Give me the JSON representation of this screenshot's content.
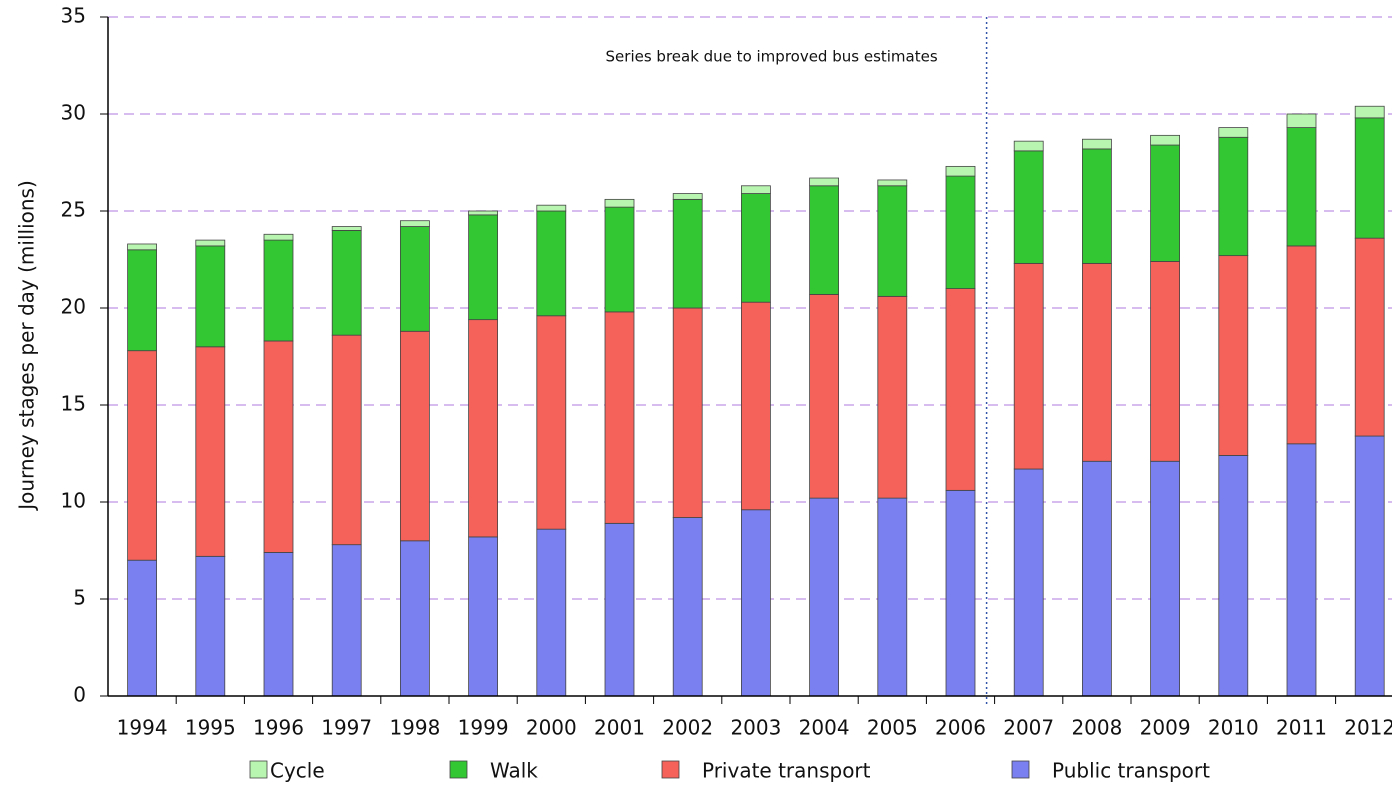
{
  "chart_data": {
    "type": "stacked_bar",
    "ylabel": "Journey stages per day (millions)",
    "categories": [
      "1994",
      "1995",
      "1996",
      "1997",
      "1998",
      "1999",
      "2000",
      "2001",
      "2002",
      "2003",
      "2004",
      "2005",
      "2006",
      "2007",
      "2008",
      "2009",
      "2010",
      "2011",
      "2012"
    ],
    "series": [
      {
        "name": "Public transport",
        "color": "#7b80f0",
        "values": [
          7.0,
          7.2,
          7.4,
          7.8,
          8.0,
          8.2,
          8.6,
          8.9,
          9.2,
          9.6,
          10.2,
          10.2,
          10.6,
          11.7,
          12.1,
          12.1,
          12.4,
          13.0,
          13.4
        ]
      },
      {
        "name": "Private transport",
        "color": "#f4625a",
        "values": [
          10.8,
          10.8,
          10.9,
          10.8,
          10.8,
          11.2,
          11.0,
          10.9,
          10.8,
          10.7,
          10.5,
          10.4,
          10.4,
          10.6,
          10.2,
          10.3,
          10.3,
          10.2,
          10.2
        ]
      },
      {
        "name": "Walk",
        "color": "#33c833",
        "values": [
          5.2,
          5.2,
          5.2,
          5.4,
          5.4,
          5.4,
          5.4,
          5.4,
          5.6,
          5.6,
          5.6,
          5.7,
          5.8,
          5.8,
          5.9,
          6.0,
          6.1,
          6.1,
          6.2
        ]
      },
      {
        "name": "Cycle",
        "color": "#b8f5b0",
        "values": [
          0.3,
          0.3,
          0.3,
          0.2,
          0.3,
          0.2,
          0.3,
          0.4,
          0.3,
          0.4,
          0.4,
          0.3,
          0.5,
          0.5,
          0.5,
          0.5,
          0.5,
          0.7,
          0.6
        ]
      }
    ],
    "ylim": [
      0,
      35
    ],
    "yticks": [
      0,
      5,
      10,
      15,
      20,
      25,
      30,
      35
    ],
    "grid": true,
    "annotation": {
      "text": "Series break due to improved bus estimates",
      "after": "2006"
    },
    "legend": "bottom"
  }
}
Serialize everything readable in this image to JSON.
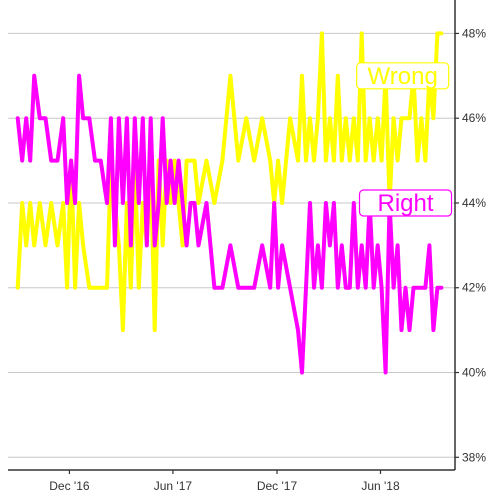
{
  "chart_data": {
    "type": "line",
    "title": "",
    "xlabel": "",
    "ylabel": "",
    "xlim": [
      "2016-08-15",
      "2018-10-10"
    ],
    "ylim": [
      37.7,
      48.6
    ],
    "yticks": [
      38,
      40,
      42,
      44,
      46,
      48
    ],
    "ytick_labels": [
      "38%",
      "40%",
      "42%",
      "44%",
      "46%",
      "48%"
    ],
    "xticks": [
      "2016-12-01",
      "2017-06-01",
      "2017-12-01",
      "2018-06-01"
    ],
    "xtick_labels": [
      "Dec '16",
      "Jun '17",
      "Dec '17",
      "Jun '18"
    ],
    "grid": "horizontal",
    "legend": "none",
    "y_axis_side": "right",
    "series": [
      {
        "name": "Wrong",
        "color": "#ffff00",
        "label_box_color": "#ffff00",
        "x": [
          "2016-09-01",
          "2016-09-09",
          "2016-09-16",
          "2016-09-23",
          "2016-09-30",
          "2016-10-10",
          "2016-10-20",
          "2016-10-30",
          "2016-11-10",
          "2016-11-20",
          "2016-11-27",
          "2016-12-04",
          "2016-12-11",
          "2016-12-18",
          "2016-12-25",
          "2017-01-05",
          "2017-01-15",
          "2017-01-25",
          "2017-02-05",
          "2017-02-12",
          "2017-02-19",
          "2017-02-26",
          "2017-03-05",
          "2017-03-12",
          "2017-03-19",
          "2017-03-26",
          "2017-04-02",
          "2017-04-09",
          "2017-04-16",
          "2017-04-23",
          "2017-04-30",
          "2017-05-07",
          "2017-05-14",
          "2017-05-21",
          "2017-05-28",
          "2017-06-04",
          "2017-06-11",
          "2017-06-18",
          "2017-06-25",
          "2017-07-02",
          "2017-07-09",
          "2017-07-16",
          "2017-07-30",
          "2017-08-13",
          "2017-08-27",
          "2017-09-10",
          "2017-09-24",
          "2017-10-08",
          "2017-10-22",
          "2017-11-05",
          "2017-11-19",
          "2017-11-26",
          "2017-12-03",
          "2017-12-10",
          "2017-12-24",
          "2018-01-07",
          "2018-01-14",
          "2018-01-21",
          "2018-01-28",
          "2018-02-04",
          "2018-02-11",
          "2018-02-18",
          "2018-02-25",
          "2018-03-04",
          "2018-03-11",
          "2018-03-18",
          "2018-03-25",
          "2018-04-01",
          "2018-04-08",
          "2018-04-15",
          "2018-04-22",
          "2018-04-29",
          "2018-05-06",
          "2018-05-13",
          "2018-05-20",
          "2018-05-27",
          "2018-06-03",
          "2018-06-10",
          "2018-06-17",
          "2018-06-24",
          "2018-07-01",
          "2018-07-08",
          "2018-07-15",
          "2018-07-22",
          "2018-07-29",
          "2018-08-05",
          "2018-08-12",
          "2018-08-19",
          "2018-08-26",
          "2018-09-02",
          "2018-09-09",
          "2018-09-16"
        ],
        "values": [
          42,
          44,
          43,
          44,
          43,
          44,
          43,
          44,
          43,
          44,
          42,
          45,
          42,
          44,
          43,
          42,
          42,
          42,
          42,
          45,
          44,
          43,
          41,
          44,
          42,
          45,
          42,
          44,
          43,
          45,
          41,
          45,
          43,
          45,
          44,
          45,
          44,
          43,
          45,
          45,
          45,
          44,
          45,
          44,
          45,
          47,
          45,
          46,
          45,
          46,
          45,
          44,
          45,
          44,
          46,
          45,
          47,
          45,
          46,
          45,
          46,
          48,
          45,
          46,
          45,
          47,
          45,
          46,
          45,
          46,
          45,
          48,
          45,
          46,
          45,
          46,
          45,
          47,
          44,
          46,
          45,
          46,
          46,
          46,
          47,
          45,
          46,
          45,
          47,
          46,
          48,
          48
        ]
      },
      {
        "name": "Right",
        "color": "#ff00ff",
        "label_box_color": "#ff00ff",
        "x": [
          "2016-09-01",
          "2016-09-09",
          "2016-09-16",
          "2016-09-23",
          "2016-09-30",
          "2016-10-10",
          "2016-10-20",
          "2016-10-30",
          "2016-11-10",
          "2016-11-20",
          "2016-11-27",
          "2016-12-04",
          "2016-12-11",
          "2016-12-18",
          "2016-12-25",
          "2017-01-05",
          "2017-01-15",
          "2017-01-25",
          "2017-02-05",
          "2017-02-12",
          "2017-02-19",
          "2017-02-26",
          "2017-03-05",
          "2017-03-12",
          "2017-03-19",
          "2017-03-26",
          "2017-04-02",
          "2017-04-09",
          "2017-04-16",
          "2017-04-23",
          "2017-04-30",
          "2017-05-07",
          "2017-05-14",
          "2017-05-21",
          "2017-05-28",
          "2017-06-04",
          "2017-06-11",
          "2017-06-18",
          "2017-06-25",
          "2017-07-02",
          "2017-07-09",
          "2017-07-16",
          "2017-07-30",
          "2017-08-13",
          "2017-08-27",
          "2017-09-10",
          "2017-09-24",
          "2017-10-08",
          "2017-10-22",
          "2017-11-05",
          "2017-11-19",
          "2017-11-26",
          "2017-12-03",
          "2017-12-10",
          "2017-12-24",
          "2018-01-07",
          "2018-01-14",
          "2018-01-21",
          "2018-01-28",
          "2018-02-04",
          "2018-02-11",
          "2018-02-18",
          "2018-02-25",
          "2018-03-04",
          "2018-03-11",
          "2018-03-18",
          "2018-03-25",
          "2018-04-01",
          "2018-04-08",
          "2018-04-15",
          "2018-04-22",
          "2018-04-29",
          "2018-05-06",
          "2018-05-13",
          "2018-05-20",
          "2018-05-27",
          "2018-06-03",
          "2018-06-10",
          "2018-06-17",
          "2018-06-24",
          "2018-07-01",
          "2018-07-08",
          "2018-07-15",
          "2018-07-22",
          "2018-07-29",
          "2018-08-05",
          "2018-08-12",
          "2018-08-19",
          "2018-08-26",
          "2018-09-02",
          "2018-09-09",
          "2018-09-16"
        ],
        "values": [
          46,
          45,
          46,
          45,
          47,
          46,
          46,
          45,
          45,
          46,
          44,
          45,
          44,
          47,
          46,
          46,
          45,
          45,
          44,
          46,
          43,
          46,
          44,
          46,
          43,
          46,
          44,
          46,
          43,
          46,
          43,
          44,
          46,
          44,
          45,
          44,
          45,
          44,
          43,
          44,
          44,
          43,
          44,
          42,
          42,
          43,
          42,
          42,
          42,
          43,
          42,
          44,
          42,
          43,
          42,
          41,
          40,
          42,
          44,
          42,
          43,
          42,
          44,
          43,
          44,
          42,
          43,
          42,
          42,
          44,
          42,
          43,
          42,
          44,
          42,
          43,
          42,
          40,
          44,
          42,
          43,
          41,
          42,
          41,
          42,
          42,
          42,
          42,
          43,
          41,
          42,
          42
        ]
      }
    ],
    "annotations": [
      {
        "text": "Wrong",
        "series": "Wrong",
        "anchor_x": "2018-07-10",
        "anchor_y": 47.0
      },
      {
        "text": "Right",
        "series": "Right",
        "anchor_x": "2018-07-15",
        "anchor_y": 44.0
      }
    ]
  }
}
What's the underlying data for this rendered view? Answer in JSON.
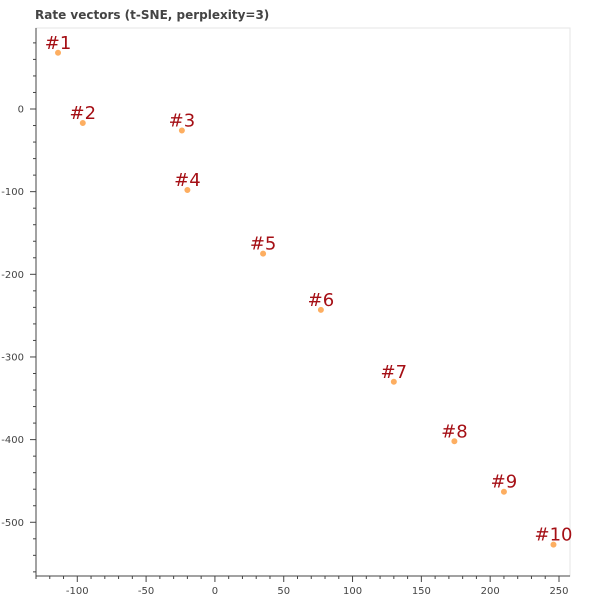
{
  "chart_data": {
    "type": "scatter",
    "title": "Rate vectors (t-SNE, perplexity=3)",
    "xlabel": "",
    "ylabel": "",
    "xlim": [
      -130,
      258
    ],
    "ylim": [
      -565,
      98
    ],
    "xticks": [
      -100,
      -50,
      0,
      50,
      100,
      150,
      200,
      250
    ],
    "yticks": [
      0,
      -100,
      -200,
      -300,
      -400,
      -500
    ],
    "grid": false,
    "marker_color": "#fdae61",
    "label_color": "#a50f15",
    "border_color": "#e5e5e5",
    "axis_color": "#444444",
    "points": [
      {
        "label": "#1",
        "x": -114,
        "y": 68
      },
      {
        "label": "#2",
        "x": -96,
        "y": -17
      },
      {
        "label": "#3",
        "x": -24,
        "y": -26
      },
      {
        "label": "#4",
        "x": -20,
        "y": -98
      },
      {
        "label": "#5",
        "x": 35,
        "y": -175
      },
      {
        "label": "#6",
        "x": 77,
        "y": -243
      },
      {
        "label": "#7",
        "x": 130,
        "y": -330
      },
      {
        "label": "#8",
        "x": 174,
        "y": -402
      },
      {
        "label": "#9",
        "x": 210,
        "y": -463
      },
      {
        "label": "#10",
        "x": 246,
        "y": -527
      }
    ]
  }
}
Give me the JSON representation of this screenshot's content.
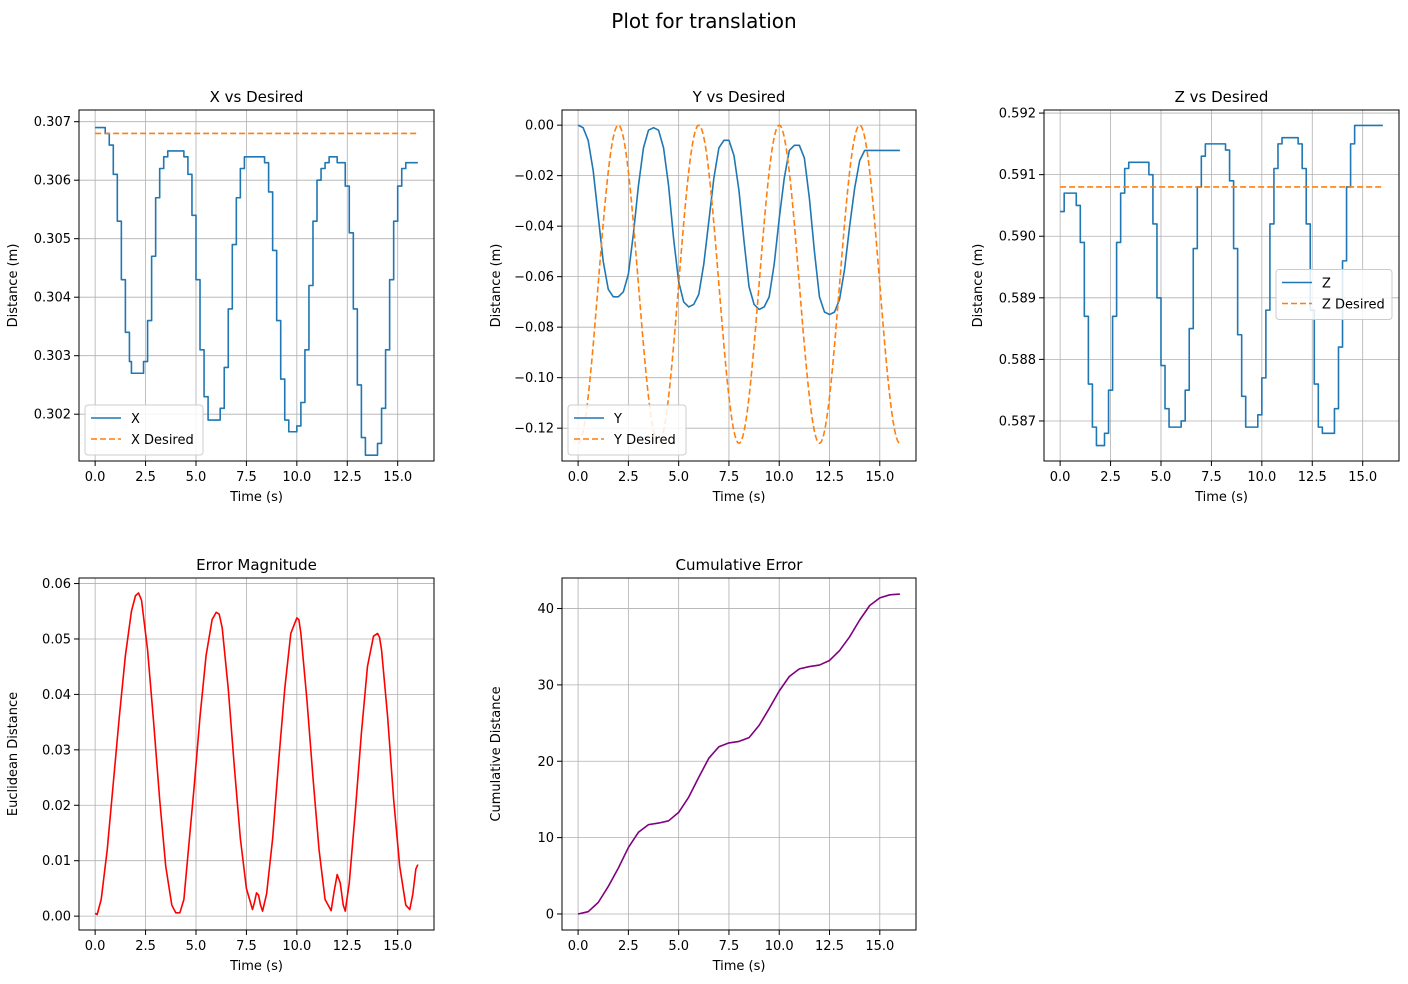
□ □ □ □
Report how many lines in the listing include the word "this". Give nothing but the count.

4